* **Written exercise**
Count how many lines include "доцент" and answer with that number only.

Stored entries
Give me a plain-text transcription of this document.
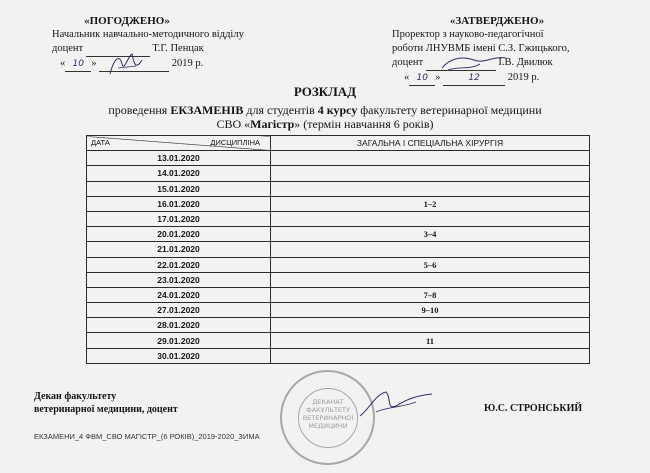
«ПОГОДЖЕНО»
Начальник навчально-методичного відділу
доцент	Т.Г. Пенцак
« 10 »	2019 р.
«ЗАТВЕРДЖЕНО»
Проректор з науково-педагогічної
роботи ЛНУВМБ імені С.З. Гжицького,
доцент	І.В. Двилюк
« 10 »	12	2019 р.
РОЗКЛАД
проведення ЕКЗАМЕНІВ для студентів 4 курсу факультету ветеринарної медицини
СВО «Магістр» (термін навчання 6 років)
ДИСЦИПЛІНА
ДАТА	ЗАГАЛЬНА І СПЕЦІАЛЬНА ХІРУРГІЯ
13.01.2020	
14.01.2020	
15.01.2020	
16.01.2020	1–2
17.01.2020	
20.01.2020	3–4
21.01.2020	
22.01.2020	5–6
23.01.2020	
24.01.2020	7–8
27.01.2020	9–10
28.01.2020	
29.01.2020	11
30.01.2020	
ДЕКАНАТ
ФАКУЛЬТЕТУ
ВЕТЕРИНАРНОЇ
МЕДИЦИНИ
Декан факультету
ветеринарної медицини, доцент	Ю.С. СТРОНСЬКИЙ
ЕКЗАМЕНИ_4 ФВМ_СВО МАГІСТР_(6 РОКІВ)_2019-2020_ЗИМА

* **Reply to the task**
3